Items from a data source

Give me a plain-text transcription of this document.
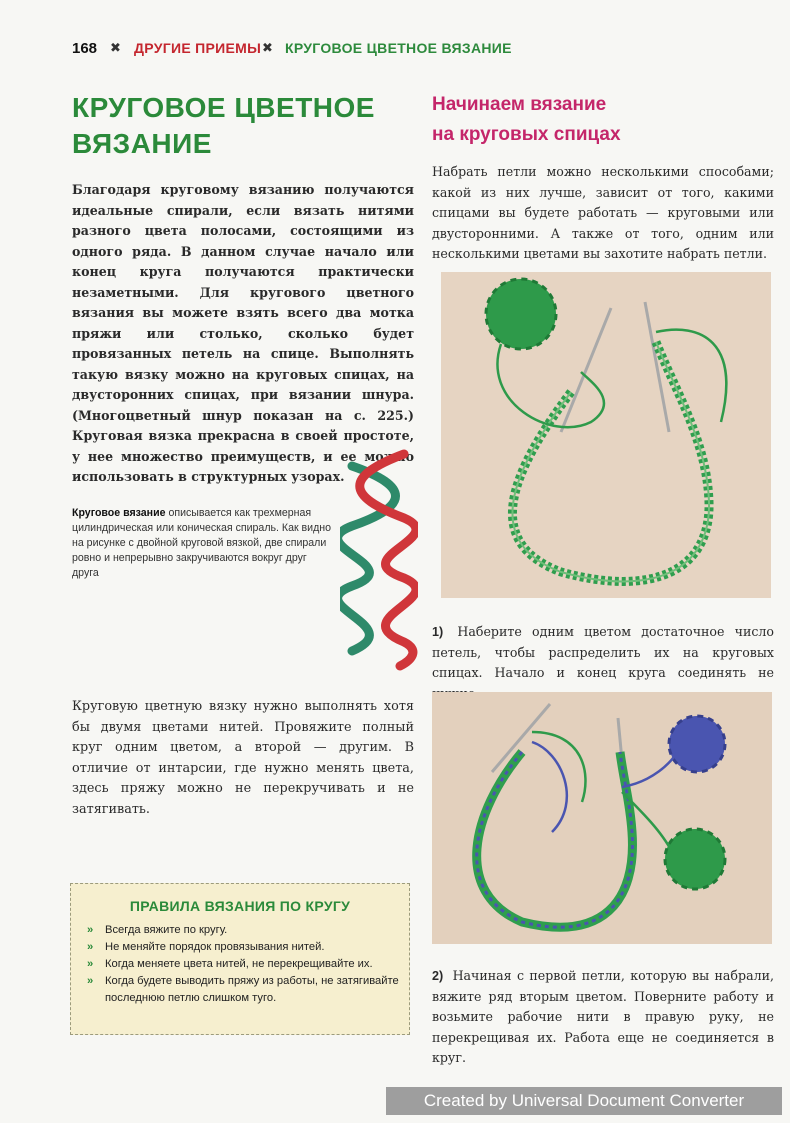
168 ✖ ДРУГИЕ ПРИЕМЫ ✖ КРУГОВОЕ ЦВЕТНОЕ ВЯЗАНИЕ
КРУГОВОЕ ЦВЕТНОЕ
ВЯЗАНИЕ
Благодаря круговому вязанию получаются идеальные спирали, если вязать нитями разного цвета полосами, состоящими из одного ряда. В данном случае начало или конец круга получаются практически незаметными. Для кругового цветного вязания вы можете взять всего два мотка пряжи или столько, сколько будет провязанных петель на спице. Выполнять такую вязку можно на круговых спицах, на двусторонних спицах, при вязании шнура. (Многоцветный шнур показан на с. 225.) Круговая вязка прекрасна в своей простоте, у нее множество преимуществ, и ее можно использовать в структурных узорах.
Круговое вязание описывается как трехмерная цилиндрическая или коническая спираль. Как видно на рисунке с двойной круговой вязкой, две спирали ровно и непрерывно закручиваются вокруг друг друга
Круговую цветную вязку нужно выполнять хотя бы двумя цветами нитей. Провяжите полный круг одним цветом, а второй — другим. В отличие от интарсии, где нужно менять цвета, здесь пряжу можно не перекручивать и не затягивать.
ПРАВИЛА ВЯЗАНИЯ ПО КРУГУ
» Всегда вяжите по кругу.
» Не меняйте порядок провязывания нитей.
» Когда меняете цвета нитей, не перекрещивайте их.
» Когда будете выводить пряжу из работы, не затягивайте последнюю петлю слишком туго.
Начинаем вязание
на круговых спицах
Набрать петли можно несколькими способами; какой из них лучше, зависит от того, какими спицами вы будете работать — круговыми или двусторонними. А также от того, одним или несколькими цветами вы захотите набрать петли.
1) Наберите одним цветом достаточное число петель, чтобы распределить их на круговых спицах. Начало и конец круга соединять не
2) Начиная с первой петли, которую вы набрали, вяжите ряд вторым цветом. Поверните работу и возьмите рабочие нити в правую руку, не перекрещивая их. Работа еще не соединяется в круг.
Created by Universal Document Converter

Challenge: Please write out all the data again word for word, but not the pictures.

Finished task:
Give me a plain-text transcription of this document.
168 ✖ ДРУГИЕ ПРИЕМЫ ✖ КРУГОВОЕ ЦВЕТНОЕ ВЯЗАНИЕ
КРУГОВОЕ ЦВЕТНОЕ
ВЯЗАНИЕ
Благодаря круговому вязанию получаются идеальные спирали, если вязать нитями разного цвета полосами, состоящими из одного ряда. В данном случае начало или конец круга получаются практически незаметными. Для кругового цветного вязания вы можете взять всего два мотка пряжи или столько, сколько будет провязанных петель на спице. Выполнять такую вязку можно на круговых спицах, на двусторонних спицах, при вязании шнура. (Многоцветный шнур показан на с. 225.) Круговая вязка прекрасна в своей простоте, у нее множество преимуществ, и ее можно использовать в структурных узорах.
Круговое вязание описывается как трехмерная цилиндрическая или коническая спираль. Как видно на рисунке с двойной круговой вязкой, две спирали ровно и непрерывно закручиваются вокруг друг друга
Круговую цветную вязку нужно выполнять хотя бы двумя цветами нитей. Провяжите полный круг одним цветом, а второй — другим. В отличие от интарсии, где нужно менять цвета, здесь пряжу можно не перекручивать и не затягивать.
ПРАВИЛА ВЯЗАНИЯ ПО КРУГУ
» Всегда вяжите по кругу.
» Не меняйте порядок провязывания нитей.
» Когда меняете цвета нитей, не перекрещивайте их.
» Когда будете выводить пряжу из работы, не затягивайте последнюю петлю слишком туго.
Начинаем вязание
на круговых спицах
Набрать петли можно несколькими способами; какой из них лучше, зависит от того, какими спицами вы будете работать — круговыми или двусторонними. А также от того, одним или несколькими цветами вы захотите набрать петли.
1) Наберите одним цветом достаточное число петель, чтобы распределить их на круговых спицах. Начало и конец круга соединять не
2) Начиная с первой петли, которую вы набрали, вяжите ряд вторым цветом. Поверните работу и возьмите рабочие нити в правую руку, не перекрещивая их. Работа еще не соединяется в круг.
Created by Universal Document Converter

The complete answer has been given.